>> start MATERIAL PROVIDED
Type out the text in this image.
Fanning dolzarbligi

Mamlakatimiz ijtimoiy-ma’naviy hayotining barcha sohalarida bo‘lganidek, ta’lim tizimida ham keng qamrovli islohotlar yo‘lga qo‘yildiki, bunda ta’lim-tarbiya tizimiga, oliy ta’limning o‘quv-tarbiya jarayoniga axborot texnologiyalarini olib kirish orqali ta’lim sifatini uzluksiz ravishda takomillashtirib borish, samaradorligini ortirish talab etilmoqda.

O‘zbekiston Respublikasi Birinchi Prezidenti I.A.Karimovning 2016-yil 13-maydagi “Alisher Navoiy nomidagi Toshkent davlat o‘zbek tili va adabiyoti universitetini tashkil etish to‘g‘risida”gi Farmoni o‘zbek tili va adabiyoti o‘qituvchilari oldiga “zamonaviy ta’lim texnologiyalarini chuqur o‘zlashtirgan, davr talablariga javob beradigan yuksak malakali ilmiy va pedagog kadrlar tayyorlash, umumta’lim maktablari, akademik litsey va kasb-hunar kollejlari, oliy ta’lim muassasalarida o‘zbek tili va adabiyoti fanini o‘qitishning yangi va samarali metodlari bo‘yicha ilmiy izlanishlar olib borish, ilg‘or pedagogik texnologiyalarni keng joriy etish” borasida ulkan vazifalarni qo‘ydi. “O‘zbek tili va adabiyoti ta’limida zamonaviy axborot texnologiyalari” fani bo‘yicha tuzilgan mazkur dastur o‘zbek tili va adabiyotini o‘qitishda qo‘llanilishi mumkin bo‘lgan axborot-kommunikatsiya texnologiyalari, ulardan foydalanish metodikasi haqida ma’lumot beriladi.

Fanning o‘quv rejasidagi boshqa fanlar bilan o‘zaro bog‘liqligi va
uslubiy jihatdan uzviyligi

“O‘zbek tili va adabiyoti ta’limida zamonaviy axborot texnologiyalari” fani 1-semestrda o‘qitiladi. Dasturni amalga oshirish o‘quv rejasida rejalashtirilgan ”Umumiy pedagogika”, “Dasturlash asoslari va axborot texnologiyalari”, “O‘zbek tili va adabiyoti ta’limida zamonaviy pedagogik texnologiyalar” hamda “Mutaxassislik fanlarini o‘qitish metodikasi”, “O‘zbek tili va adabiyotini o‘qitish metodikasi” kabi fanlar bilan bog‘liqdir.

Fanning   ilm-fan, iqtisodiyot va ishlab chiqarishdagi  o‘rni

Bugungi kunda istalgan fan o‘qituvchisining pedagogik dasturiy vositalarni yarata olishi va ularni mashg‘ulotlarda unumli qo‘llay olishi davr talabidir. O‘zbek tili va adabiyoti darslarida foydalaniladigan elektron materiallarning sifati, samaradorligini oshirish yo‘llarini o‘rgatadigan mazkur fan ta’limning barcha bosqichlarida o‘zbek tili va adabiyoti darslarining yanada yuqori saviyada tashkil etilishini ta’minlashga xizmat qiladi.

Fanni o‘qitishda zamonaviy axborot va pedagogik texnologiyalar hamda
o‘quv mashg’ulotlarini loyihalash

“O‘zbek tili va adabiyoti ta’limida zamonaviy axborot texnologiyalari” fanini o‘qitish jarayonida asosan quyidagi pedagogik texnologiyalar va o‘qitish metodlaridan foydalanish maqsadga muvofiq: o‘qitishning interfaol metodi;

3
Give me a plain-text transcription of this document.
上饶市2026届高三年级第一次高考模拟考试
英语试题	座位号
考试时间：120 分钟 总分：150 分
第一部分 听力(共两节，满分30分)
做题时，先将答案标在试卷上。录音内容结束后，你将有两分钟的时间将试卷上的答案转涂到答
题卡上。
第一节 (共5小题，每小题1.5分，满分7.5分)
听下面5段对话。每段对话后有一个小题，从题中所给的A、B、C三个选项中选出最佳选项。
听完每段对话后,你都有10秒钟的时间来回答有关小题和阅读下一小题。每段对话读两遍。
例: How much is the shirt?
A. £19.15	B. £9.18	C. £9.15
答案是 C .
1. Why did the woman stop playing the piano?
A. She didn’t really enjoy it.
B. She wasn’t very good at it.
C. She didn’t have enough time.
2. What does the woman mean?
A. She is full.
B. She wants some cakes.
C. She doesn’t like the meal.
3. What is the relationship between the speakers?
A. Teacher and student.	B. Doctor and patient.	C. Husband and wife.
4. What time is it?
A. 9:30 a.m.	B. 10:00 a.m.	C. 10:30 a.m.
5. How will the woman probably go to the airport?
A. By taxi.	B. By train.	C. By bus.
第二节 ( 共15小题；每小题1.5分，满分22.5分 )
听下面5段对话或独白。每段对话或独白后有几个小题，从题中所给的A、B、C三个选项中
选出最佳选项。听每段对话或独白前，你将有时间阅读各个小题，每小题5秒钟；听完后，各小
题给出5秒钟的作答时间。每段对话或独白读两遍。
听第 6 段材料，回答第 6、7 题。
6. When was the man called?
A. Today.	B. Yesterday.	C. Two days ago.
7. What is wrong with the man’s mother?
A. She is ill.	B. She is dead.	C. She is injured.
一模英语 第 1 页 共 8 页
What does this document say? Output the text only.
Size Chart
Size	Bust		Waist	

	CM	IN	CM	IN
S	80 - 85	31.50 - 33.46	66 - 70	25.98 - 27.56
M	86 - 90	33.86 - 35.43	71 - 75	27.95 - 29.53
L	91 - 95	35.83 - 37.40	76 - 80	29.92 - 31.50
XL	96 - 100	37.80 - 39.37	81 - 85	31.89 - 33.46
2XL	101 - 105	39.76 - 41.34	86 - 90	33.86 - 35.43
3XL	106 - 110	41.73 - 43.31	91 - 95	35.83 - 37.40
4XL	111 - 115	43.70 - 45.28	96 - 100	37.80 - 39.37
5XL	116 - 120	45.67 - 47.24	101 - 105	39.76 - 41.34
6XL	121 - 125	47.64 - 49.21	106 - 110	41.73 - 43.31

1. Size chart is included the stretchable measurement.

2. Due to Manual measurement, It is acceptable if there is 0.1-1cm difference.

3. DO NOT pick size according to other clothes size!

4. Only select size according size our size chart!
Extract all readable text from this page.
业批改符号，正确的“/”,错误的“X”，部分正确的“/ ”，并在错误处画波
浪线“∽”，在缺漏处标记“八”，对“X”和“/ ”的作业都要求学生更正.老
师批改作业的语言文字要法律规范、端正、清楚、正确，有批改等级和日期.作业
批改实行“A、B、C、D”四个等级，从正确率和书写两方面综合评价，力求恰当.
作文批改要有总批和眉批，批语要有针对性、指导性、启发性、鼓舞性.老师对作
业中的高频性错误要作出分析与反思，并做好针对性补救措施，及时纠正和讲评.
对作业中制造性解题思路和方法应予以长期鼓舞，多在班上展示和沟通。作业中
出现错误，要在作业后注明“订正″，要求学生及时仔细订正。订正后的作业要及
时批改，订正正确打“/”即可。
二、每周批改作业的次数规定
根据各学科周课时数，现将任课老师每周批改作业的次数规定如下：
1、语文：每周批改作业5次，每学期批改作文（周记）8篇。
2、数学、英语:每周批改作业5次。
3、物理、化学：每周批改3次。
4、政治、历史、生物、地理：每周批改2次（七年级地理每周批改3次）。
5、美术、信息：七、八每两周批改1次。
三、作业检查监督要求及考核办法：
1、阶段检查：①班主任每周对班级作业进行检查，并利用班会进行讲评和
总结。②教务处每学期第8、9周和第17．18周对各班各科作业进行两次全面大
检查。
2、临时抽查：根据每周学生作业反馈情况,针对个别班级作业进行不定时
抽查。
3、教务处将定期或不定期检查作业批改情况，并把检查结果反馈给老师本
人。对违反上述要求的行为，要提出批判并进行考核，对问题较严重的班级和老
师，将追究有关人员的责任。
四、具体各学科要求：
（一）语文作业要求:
>> end MATERIAL PROVIDED
| PROBLEM TO WORK ON |
Could you reproduce every record above exactly as it appears?

| THE ANSWER |
Type out the text in this image.
Fanning dolzarbligi

Mamlakatimiz ijtimoiy-ma’naviy hayotining barcha sohalarida bo‘lganidek, ta’lim tizimida ham keng qamrovli islohotlar yo‘lga qo‘yildiki, bunda ta’lim-tarbiya tizimiga, oliy ta’limning o‘quv-tarbiya jarayoniga axborot texnologiyalarini olib kirish orqali ta’lim sifatini uzluksiz ravishda takomillashtirib borish, samaradorligini ortirish talab etilmoqda.

O‘zbekiston Respublikasi Birinchi Prezidenti I.A.Karimovning 2016-yil 13-maydagi “Alisher Navoiy nomidagi Toshkent davlat o‘zbek tili va adabiyoti universitetini tashkil etish to‘g‘risida”gi Farmoni o‘zbek tili va adabiyoti o‘qituvchilari oldiga “zamonaviy ta’lim texnologiyalarini chuqur o‘zlashtirgan, davr talablariga javob beradigan yuksak malakali ilmiy va pedagog kadrlar tayyorlash, umumta’lim maktablari, akademik litsey va kasb-hunar kollejlari, oliy ta’lim muassasalarida o‘zbek tili va adabiyoti fanini o‘qitishning yangi va samarali metodlari bo‘yicha ilmiy izlanishlar olib borish, ilg‘or pedagogik texnologiyalarni keng joriy etish” borasida ulkan vazifalarni qo‘ydi. “O‘zbek tili va adabiyoti ta’limida zamonaviy axborot texnologiyalari” fani bo‘yicha tuzilgan mazkur dastur o‘zbek tili va adabiyotini o‘qitishda qo‘llanilishi mumkin bo‘lgan axborot-kommunikatsiya texnologiyalari, ulardan foydalanish metodikasi haqida ma’lumot beriladi.

Fanning o‘quv rejasidagi boshqa fanlar bilan o‘zaro bog‘liqligi va
uslubiy jihatdan uzviyligi

“O‘zbek tili va adabiyoti ta’limida zamonaviy axborot texnologiyalari” fani 1-semestrda o‘qitiladi. Dasturni amalga oshirish o‘quv rejasida rejalashtirilgan ”Umumiy pedagogika”, “Dasturlash asoslari va axborot texnologiyalari”, “O‘zbek tili va adabiyoti ta’limida zamonaviy pedagogik texnologiyalar” hamda “Mutaxassislik fanlarini o‘qitish metodikasi”, “O‘zbek tili va adabiyotini o‘qitish metodikasi” kabi fanlar bilan bog‘liqdir.

Fanning   ilm-fan, iqtisodiyot va ishlab chiqarishdagi  o‘rni

Bugungi kunda istalgan fan o‘qituvchisining pedagogik dasturiy vositalarni yarata olishi va ularni mashg‘ulotlarda unumli qo‘llay olishi davr talabidir. O‘zbek tili va adabiyoti darslarida foydalaniladigan elektron materiallarning sifati, samaradorligini oshirish yo‘llarini o‘rgatadigan mazkur fan ta’limning barcha bosqichlarida o‘zbek tili va adabiyoti darslarining yanada yuqori saviyada tashkil etilishini ta’minlashga xizmat qiladi.

Fanni o‘qitishda zamonaviy axborot va pedagogik texnologiyalar hamda
o‘quv mashg’ulotlarini loyihalash

“O‘zbek tili va adabiyoti ta’limida zamonaviy axborot texnologiyalari” fanini o‘qitish jarayonida asosan quyidagi pedagogik texnologiyalar va o‘qitish metodlaridan foydalanish maqsadga muvofiq: o‘qitishning interfaol metodi;

3
Give me a plain-text transcription of this document.
上饶市2026届高三年级第一次高考模拟考试
英语试题	座位号
考试时间：120 分钟 总分：150 分
第一部分 听力(共两节，满分30分)
做题时，先将答案标在试卷上。录音内容结束后，你将有两分钟的时间将试卷上的答案转涂到答
题卡上。
第一节 (共5小题，每小题1.5分，满分7.5分)
听下面5段对话。每段对话后有一个小题，从题中所给的A、B、C三个选项中选出最佳选项。
听完每段对话后,你都有10秒钟的时间来回答有关小题和阅读下一小题。每段对话读两遍。
例: How much is the shirt?
A. £19.15	B. £9.18	C. £9.15
答案是 C .
1. Why did the woman stop playing the piano?
A. She didn’t really enjoy it.
B. She wasn’t very good at it.
C. She didn’t have enough time.
2. What does the woman mean?
A. She is full.
B. She wants some cakes.
C. She doesn’t like the meal.
3. What is the relationship between the speakers?
A. Teacher and student.	B. Doctor and patient.	C. Husband and wife.
4. What time is it?
A. 9:30 a.m.	B. 10:00 a.m.	C. 10:30 a.m.
5. How will the woman probably go to the airport?
A. By taxi.	B. By train.	C. By bus.
第二节 ( 共15小题；每小题1.5分，满分22.5分 )
听下面5段对话或独白。每段对话或独白后有几个小题，从题中所给的A、B、C三个选项中
选出最佳选项。听每段对话或独白前，你将有时间阅读各个小题，每小题5秒钟；听完后，各小
题给出5秒钟的作答时间。每段对话或独白读两遍。
听第 6 段材料，回答第 6、7 题。
6. When was the man called?
A. Today.	B. Yesterday.	C. Two days ago.
7. What is wrong with the man’s mother?
A. She is ill.	B. She is dead.	C. She is injured.
一模英语 第 1 页 共 8 页
What does this document say? Output the text only.
Size Chart
Size	Bust		Waist	

	CM	IN	CM	IN
S	80 - 85	31.50 - 33.46	66 - 70	25.98 - 27.56
M	86 - 90	33.86 - 35.43	71 - 75	27.95 - 29.53
L	91 - 95	35.83 - 37.40	76 - 80	29.92 - 31.50
XL	96 - 100	37.80 - 39.37	81 - 85	31.89 - 33.46
2XL	101 - 105	39.76 - 41.34	86 - 90	33.86 - 35.43
3XL	106 - 110	41.73 - 43.31	91 - 95	35.83 - 37.40
4XL	111 - 115	43.70 - 45.28	96 - 100	37.80 - 39.37
5XL	116 - 120	45.67 - 47.24	101 - 105	39.76 - 41.34
6XL	121 - 125	47.64 - 49.21	106 - 110	41.73 - 43.31

1. Size chart is included the stretchable measurement.

2. Due to Manual measurement, It is acceptable if there is 0.1-1cm difference.

3. DO NOT pick size according to other clothes size!

4. Only select size according size our size chart!
Extract all readable text from this page.
业批改符号，正确的“/”,错误的“X”，部分正确的“/ ”，并在错误处画波
浪线“∽”，在缺漏处标记“八”，对“X”和“/ ”的作业都要求学生更正.老
师批改作业的语言文字要法律规范、端正、清楚、正确，有批改等级和日期.作业
批改实行“A、B、C、D”四个等级，从正确率和书写两方面综合评价，力求恰当.
作文批改要有总批和眉批，批语要有针对性、指导性、启发性、鼓舞性.老师对作
业中的高频性错误要作出分析与反思，并做好针对性补救措施，及时纠正和讲评.
对作业中制造性解题思路和方法应予以长期鼓舞，多在班上展示和沟通。作业中
出现错误，要在作业后注明“订正″，要求学生及时仔细订正。订正后的作业要及
时批改，订正正确打“/”即可。
二、每周批改作业的次数规定
根据各学科周课时数，现将任课老师每周批改作业的次数规定如下：
1、语文：每周批改作业5次，每学期批改作文（周记）8篇。
2、数学、英语:每周批改作业5次。
3、物理、化学：每周批改3次。
4、政治、历史、生物、地理：每周批改2次（七年级地理每周批改3次）。
5、美术、信息：七、八每两周批改1次。
三、作业检查监督要求及考核办法：
1、阶段检查：①班主任每周对班级作业进行检查，并利用班会进行讲评和
总结。②教务处每学期第8、9周和第17．18周对各班各科作业进行两次全面大
检查。
2、临时抽查：根据每周学生作业反馈情况,针对个别班级作业进行不定时
抽查。
3、教务处将定期或不定期检查作业批改情况，并把检查结果反馈给老师本
人。对违反上述要求的行为，要提出批判并进行考核，对问题较严重的班级和老
师，将追究有关人员的责任。
四、具体各学科要求：
（一）语文作业要求:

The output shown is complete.